[START]
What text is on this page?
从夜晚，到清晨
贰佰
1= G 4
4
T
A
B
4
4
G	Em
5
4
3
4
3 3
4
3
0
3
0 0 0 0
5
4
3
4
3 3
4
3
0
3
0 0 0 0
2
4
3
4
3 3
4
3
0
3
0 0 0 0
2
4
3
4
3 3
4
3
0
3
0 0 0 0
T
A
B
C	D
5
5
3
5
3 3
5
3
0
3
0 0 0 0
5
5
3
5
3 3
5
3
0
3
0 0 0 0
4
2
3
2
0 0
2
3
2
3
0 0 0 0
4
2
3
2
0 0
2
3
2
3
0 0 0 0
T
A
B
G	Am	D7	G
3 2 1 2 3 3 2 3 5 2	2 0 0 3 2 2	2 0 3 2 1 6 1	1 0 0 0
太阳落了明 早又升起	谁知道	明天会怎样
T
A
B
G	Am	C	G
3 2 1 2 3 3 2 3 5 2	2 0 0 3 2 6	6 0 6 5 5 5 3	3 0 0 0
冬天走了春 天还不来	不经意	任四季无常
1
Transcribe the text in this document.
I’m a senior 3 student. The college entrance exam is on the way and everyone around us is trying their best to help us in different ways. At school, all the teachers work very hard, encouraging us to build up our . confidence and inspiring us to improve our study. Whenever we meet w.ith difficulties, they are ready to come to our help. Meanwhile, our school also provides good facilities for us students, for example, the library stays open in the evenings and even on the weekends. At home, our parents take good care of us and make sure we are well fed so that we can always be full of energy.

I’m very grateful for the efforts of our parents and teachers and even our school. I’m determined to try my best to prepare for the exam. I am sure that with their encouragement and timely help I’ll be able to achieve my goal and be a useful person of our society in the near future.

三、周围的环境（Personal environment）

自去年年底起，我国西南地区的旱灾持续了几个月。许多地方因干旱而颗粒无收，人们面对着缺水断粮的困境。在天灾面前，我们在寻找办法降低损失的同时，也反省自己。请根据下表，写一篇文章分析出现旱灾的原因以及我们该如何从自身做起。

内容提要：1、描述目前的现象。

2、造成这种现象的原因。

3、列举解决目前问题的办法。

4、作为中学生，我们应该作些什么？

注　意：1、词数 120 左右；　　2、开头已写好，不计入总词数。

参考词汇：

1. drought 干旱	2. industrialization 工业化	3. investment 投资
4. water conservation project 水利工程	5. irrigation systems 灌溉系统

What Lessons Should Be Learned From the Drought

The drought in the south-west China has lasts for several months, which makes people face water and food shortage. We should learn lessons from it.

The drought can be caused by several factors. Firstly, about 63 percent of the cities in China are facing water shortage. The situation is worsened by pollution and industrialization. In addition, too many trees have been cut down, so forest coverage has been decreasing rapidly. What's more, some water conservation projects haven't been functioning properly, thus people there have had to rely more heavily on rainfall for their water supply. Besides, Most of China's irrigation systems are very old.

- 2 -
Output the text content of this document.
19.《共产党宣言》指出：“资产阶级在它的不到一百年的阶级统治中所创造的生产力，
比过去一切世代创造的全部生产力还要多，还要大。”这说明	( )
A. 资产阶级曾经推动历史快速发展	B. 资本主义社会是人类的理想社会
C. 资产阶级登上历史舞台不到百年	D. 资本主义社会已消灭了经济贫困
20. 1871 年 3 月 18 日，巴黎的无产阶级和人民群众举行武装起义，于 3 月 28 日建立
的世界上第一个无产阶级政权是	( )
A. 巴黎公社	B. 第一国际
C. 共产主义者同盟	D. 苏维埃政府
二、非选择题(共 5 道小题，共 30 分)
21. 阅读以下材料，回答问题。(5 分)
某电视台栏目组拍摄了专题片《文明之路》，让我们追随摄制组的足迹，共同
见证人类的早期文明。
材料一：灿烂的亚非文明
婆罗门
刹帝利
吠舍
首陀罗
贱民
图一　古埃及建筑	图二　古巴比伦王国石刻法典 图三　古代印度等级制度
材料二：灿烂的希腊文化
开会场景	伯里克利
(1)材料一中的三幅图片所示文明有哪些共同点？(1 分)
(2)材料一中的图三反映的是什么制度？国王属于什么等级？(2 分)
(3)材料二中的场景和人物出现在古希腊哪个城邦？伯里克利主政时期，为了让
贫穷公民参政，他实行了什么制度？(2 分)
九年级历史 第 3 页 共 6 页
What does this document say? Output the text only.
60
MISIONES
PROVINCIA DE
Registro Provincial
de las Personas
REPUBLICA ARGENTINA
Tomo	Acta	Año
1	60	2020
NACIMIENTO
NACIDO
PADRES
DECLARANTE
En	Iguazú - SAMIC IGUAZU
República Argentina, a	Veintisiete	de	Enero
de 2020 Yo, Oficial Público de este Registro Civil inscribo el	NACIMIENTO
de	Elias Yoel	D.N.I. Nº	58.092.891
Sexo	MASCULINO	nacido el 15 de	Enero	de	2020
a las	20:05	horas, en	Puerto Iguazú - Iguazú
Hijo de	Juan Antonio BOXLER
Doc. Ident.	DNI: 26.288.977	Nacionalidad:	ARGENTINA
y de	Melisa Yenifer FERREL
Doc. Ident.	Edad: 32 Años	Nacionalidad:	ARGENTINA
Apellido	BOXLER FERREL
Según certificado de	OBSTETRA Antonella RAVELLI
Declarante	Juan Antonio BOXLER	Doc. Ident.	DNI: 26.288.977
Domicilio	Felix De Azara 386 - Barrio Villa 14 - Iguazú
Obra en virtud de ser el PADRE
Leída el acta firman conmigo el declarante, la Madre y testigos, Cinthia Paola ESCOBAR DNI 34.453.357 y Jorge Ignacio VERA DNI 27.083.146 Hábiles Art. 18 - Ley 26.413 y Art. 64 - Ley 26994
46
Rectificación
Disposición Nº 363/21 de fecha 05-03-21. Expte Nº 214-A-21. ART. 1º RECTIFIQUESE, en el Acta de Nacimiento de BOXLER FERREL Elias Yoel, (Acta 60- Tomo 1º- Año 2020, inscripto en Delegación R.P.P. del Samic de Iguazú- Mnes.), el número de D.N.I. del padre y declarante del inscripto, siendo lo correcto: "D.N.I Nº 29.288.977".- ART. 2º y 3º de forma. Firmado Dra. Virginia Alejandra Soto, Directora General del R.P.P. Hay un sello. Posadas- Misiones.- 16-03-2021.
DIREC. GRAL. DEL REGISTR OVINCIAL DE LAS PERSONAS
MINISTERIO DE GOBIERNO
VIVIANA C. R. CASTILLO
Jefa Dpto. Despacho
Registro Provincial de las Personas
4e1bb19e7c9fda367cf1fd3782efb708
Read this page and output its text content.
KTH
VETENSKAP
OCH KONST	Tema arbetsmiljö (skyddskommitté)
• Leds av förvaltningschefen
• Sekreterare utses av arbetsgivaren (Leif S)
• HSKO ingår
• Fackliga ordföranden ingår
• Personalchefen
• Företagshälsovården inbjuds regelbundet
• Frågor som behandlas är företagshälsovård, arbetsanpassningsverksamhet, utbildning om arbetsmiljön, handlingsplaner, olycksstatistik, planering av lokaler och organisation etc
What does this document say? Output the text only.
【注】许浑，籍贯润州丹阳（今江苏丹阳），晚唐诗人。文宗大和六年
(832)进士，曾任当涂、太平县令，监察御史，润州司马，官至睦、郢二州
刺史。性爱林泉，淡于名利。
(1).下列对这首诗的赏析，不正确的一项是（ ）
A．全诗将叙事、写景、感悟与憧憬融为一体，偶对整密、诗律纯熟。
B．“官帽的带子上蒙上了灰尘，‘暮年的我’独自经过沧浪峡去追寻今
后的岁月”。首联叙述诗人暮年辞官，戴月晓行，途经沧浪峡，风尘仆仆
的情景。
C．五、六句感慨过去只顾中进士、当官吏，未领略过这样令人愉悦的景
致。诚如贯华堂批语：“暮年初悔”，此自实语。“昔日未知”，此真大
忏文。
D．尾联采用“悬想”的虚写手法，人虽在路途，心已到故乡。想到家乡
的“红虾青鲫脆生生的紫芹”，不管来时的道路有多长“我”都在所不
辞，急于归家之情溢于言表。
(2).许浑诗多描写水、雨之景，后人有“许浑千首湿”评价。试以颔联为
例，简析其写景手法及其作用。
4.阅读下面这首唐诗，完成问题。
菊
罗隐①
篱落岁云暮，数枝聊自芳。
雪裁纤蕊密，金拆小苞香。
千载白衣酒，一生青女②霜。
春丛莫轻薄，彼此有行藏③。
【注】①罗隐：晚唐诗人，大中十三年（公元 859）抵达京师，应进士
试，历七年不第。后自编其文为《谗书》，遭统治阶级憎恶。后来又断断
[END]
# [Set problem]
Wherever "Juan" shows up in a line, copy that line.

# [Task output]
Hijo de	Juan Antonio BOXLER
Declarante	Juan Antonio BOXLER	Doc. Ident.	DNI: 26.288.977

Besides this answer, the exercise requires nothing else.